## Your objective
Repeat the whole of the data, keeping every detail the same.

## Data shown
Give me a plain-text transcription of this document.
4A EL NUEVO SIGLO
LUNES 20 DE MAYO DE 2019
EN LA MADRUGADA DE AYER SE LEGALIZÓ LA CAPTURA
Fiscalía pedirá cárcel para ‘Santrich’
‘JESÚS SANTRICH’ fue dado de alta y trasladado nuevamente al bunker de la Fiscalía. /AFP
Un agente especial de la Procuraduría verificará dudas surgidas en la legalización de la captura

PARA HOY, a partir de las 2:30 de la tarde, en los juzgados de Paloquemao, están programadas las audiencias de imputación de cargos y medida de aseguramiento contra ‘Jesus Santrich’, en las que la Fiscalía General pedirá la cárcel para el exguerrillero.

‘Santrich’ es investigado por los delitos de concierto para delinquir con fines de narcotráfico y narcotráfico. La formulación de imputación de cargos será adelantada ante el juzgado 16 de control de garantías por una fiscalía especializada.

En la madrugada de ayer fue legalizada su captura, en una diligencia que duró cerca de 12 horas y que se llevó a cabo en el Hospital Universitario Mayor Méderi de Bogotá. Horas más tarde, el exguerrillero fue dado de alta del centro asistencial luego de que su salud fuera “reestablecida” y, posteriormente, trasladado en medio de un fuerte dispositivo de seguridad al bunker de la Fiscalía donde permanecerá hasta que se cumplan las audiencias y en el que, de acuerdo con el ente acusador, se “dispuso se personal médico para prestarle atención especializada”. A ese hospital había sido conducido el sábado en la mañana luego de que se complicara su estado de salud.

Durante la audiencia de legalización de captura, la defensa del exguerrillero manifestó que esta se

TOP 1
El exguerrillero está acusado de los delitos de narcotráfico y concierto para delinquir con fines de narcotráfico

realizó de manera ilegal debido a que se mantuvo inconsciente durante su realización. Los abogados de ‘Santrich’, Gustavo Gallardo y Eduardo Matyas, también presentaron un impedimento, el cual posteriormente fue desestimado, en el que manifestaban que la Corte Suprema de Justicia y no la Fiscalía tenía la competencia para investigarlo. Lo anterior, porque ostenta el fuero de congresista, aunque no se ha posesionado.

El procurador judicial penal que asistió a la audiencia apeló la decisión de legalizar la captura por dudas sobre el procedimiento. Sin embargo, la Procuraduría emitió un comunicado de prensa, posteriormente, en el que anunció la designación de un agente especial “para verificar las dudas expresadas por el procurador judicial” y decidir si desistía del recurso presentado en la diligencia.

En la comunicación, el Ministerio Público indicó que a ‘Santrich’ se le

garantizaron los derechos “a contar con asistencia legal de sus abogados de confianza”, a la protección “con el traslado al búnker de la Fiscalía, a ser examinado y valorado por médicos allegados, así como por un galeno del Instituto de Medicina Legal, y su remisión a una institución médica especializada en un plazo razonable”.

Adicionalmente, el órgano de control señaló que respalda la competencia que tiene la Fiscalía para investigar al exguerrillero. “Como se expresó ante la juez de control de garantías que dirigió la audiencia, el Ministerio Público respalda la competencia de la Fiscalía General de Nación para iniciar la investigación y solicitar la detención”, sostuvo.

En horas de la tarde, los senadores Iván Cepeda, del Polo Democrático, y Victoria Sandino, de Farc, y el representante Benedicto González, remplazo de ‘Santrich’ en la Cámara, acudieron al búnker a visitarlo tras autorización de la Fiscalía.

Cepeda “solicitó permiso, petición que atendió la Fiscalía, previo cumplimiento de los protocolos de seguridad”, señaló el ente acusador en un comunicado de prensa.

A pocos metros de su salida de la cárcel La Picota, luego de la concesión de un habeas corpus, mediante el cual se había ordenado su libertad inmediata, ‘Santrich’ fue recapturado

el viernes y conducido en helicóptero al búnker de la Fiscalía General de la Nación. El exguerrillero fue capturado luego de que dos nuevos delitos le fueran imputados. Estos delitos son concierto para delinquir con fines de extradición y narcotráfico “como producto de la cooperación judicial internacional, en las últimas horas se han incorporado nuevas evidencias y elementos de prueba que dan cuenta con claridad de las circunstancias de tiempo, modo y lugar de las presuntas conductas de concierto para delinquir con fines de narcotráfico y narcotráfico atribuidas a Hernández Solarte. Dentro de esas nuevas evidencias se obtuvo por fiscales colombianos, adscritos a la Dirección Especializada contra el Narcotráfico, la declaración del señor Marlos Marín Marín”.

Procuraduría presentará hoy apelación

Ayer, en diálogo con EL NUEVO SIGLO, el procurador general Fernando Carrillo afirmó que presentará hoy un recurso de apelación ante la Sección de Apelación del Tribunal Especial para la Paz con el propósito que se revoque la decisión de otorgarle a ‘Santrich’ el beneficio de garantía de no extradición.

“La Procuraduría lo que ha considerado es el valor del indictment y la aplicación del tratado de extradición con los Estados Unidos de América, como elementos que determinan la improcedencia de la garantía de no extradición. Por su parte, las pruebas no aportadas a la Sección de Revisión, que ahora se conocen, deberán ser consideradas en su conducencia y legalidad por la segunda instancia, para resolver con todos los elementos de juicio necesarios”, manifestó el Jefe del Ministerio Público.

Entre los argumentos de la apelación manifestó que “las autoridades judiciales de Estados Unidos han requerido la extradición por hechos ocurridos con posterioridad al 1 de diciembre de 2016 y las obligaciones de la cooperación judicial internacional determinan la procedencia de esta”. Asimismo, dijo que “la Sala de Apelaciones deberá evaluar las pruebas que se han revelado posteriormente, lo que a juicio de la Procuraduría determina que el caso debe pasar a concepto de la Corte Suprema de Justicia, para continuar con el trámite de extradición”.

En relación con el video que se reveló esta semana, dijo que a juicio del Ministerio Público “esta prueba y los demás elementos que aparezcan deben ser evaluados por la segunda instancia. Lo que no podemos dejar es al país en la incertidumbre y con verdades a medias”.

## Exercise answer
Give me a plain-text transcription of this document.
4A EL NUEVO SIGLO
LUNES 20 DE MAYO DE 2019
EN LA MADRUGADA DE AYER SE LEGALIZÓ LA CAPTURA
Fiscalía pedirá cárcel para ‘Santrich’
‘JESÚS SANTRICH’ fue dado de alta y trasladado nuevamente al bunker de la Fiscalía. /AFP
Un agente especial de la Procuraduría verificará dudas surgidas en la legalización de la captura

PARA HOY, a partir de las 2:30 de la tarde, en los juzgados de Paloquemao, están programadas las audiencias de imputación de cargos y medida de aseguramiento contra ‘Jesus Santrich’, en las que la Fiscalía General pedirá la cárcel para el exguerrillero.

‘Santrich’ es investigado por los delitos de concierto para delinquir con fines de narcotráfico y narcotráfico. La formulación de imputación de cargos será adelantada ante el juzgado 16 de control de garantías por una fiscalía especializada.

En la madrugada de ayer fue legalizada su captura, en una diligencia que duró cerca de 12 horas y que se llevó a cabo en el Hospital Universitario Mayor Méderi de Bogotá. Horas más tarde, el exguerrillero fue dado de alta del centro asistencial luego de que su salud fuera “reestablecida” y, posteriormente, trasladado en medio de un fuerte dispositivo de seguridad al bunker de la Fiscalía donde permanecerá hasta que se cumplan las audiencias y en el que, de acuerdo con el ente acusador, se “dispuso se personal médico para prestarle atención especializada”. A ese hospital había sido conducido el sábado en la mañana luego de que se complicara su estado de salud.

Durante la audiencia de legalización de captura, la defensa del exguerrillero manifestó que esta se

TOP 1
El exguerrillero está acusado de los delitos de narcotráfico y concierto para delinquir con fines de narcotráfico

realizó de manera ilegal debido a que se mantuvo inconsciente durante su realización. Los abogados de ‘Santrich’, Gustavo Gallardo y Eduardo Matyas, también presentaron un impedimento, el cual posteriormente fue desestimado, en el que manifestaban que la Corte Suprema de Justicia y no la Fiscalía tenía la competencia para investigarlo. Lo anterior, porque ostenta el fuero de congresista, aunque no se ha posesionado.

El procurador judicial penal que asistió a la audiencia apeló la decisión de legalizar la captura por dudas sobre el procedimiento. Sin embargo, la Procuraduría emitió un comunicado de prensa, posteriormente, en el que anunció la designación de un agente especial “para verificar las dudas expresadas por el procurador judicial” y decidir si desistía del recurso presentado en la diligencia.

En la comunicación, el Ministerio Público indicó que a ‘Santrich’ se le

garantizaron los derechos “a contar con asistencia legal de sus abogados de confianza”, a la protección “con el traslado al búnker de la Fiscalía, a ser examinado y valorado por médicos allegados, así como por un galeno del Instituto de Medicina Legal, y su remisión a una institución médica especializada en un plazo razonable”.

Adicionalmente, el órgano de control señaló que respalda la competencia que tiene la Fiscalía para investigar al exguerrillero. “Como se expresó ante la juez de control de garantías que dirigió la audiencia, el Ministerio Público respalda la competencia de la Fiscalía General de Nación para iniciar la investigación y solicitar la detención”, sostuvo.

En horas de la tarde, los senadores Iván Cepeda, del Polo Democrático, y Victoria Sandino, de Farc, y el representante Benedicto González, remplazo de ‘Santrich’ en la Cámara, acudieron al búnker a visitarlo tras autorización de la Fiscalía.

Cepeda “solicitó permiso, petición que atendió la Fiscalía, previo cumplimiento de los protocolos de seguridad”, señaló el ente acusador en un comunicado de prensa.

A pocos metros de su salida de la cárcel La Picota, luego de la concesión de un habeas corpus, mediante el cual se había ordenado su libertad inmediata, ‘Santrich’ fue recapturado

el viernes y conducido en helicóptero al búnker de la Fiscalía General de la Nación. El exguerrillero fue capturado luego de que dos nuevos delitos le fueran imputados. Estos delitos son concierto para delinquir con fines de extradición y narcotráfico “como producto de la cooperación judicial internacional, en las últimas horas se han incorporado nuevas evidencias y elementos de prueba que dan cuenta con claridad de las circunstancias de tiempo, modo y lugar de las presuntas conductas de concierto para delinquir con fines de narcotráfico y narcotráfico atribuidas a Hernández Solarte. Dentro de esas nuevas evidencias se obtuvo por fiscales colombianos, adscritos a la Dirección Especializada contra el Narcotráfico, la declaración del señor Marlos Marín Marín”.

Procuraduría presentará hoy apelación

Ayer, en diálogo con EL NUEVO SIGLO, el procurador general Fernando Carrillo afirmó que presentará hoy un recurso de apelación ante la Sección de Apelación del Tribunal Especial para la Paz con el propósito que se revoque la decisión de otorgarle a ‘Santrich’ el beneficio de garantía de no extradición.

“La Procuraduría lo que ha considerado es el valor del indictment y la aplicación del tratado de extradición con los Estados Unidos de América, como elementos que determinan la improcedencia de la garantía de no extradición. Por su parte, las pruebas no aportadas a la Sección de Revisión, que ahora se conocen, deberán ser consideradas en su conducencia y legalidad por la segunda instancia, para resolver con todos los elementos de juicio necesarios”, manifestó el Jefe del Ministerio Público.

Entre los argumentos de la apelación manifestó que “las autoridades judiciales de Estados Unidos han requerido la extradición por hechos ocurridos con posterioridad al 1 de diciembre de 2016 y las obligaciones de la cooperación judicial internacional determinan la procedencia de esta”. Asimismo, dijo que “la Sala de Apelaciones deberá evaluar las pruebas que se han revelado posteriormente, lo que a juicio de la Procuraduría determina que el caso debe pasar a concepto de la Corte Suprema de Justicia, para continuar con el trámite de extradición”.

En relación con el video que se reveló esta semana, dijo que a juicio del Ministerio Público “esta prueba y los demás elementos que aparezcan deben ser evaluados por la segunda instancia. Lo que no podemos dejar es al país en la incertidumbre y con verdades a medias”.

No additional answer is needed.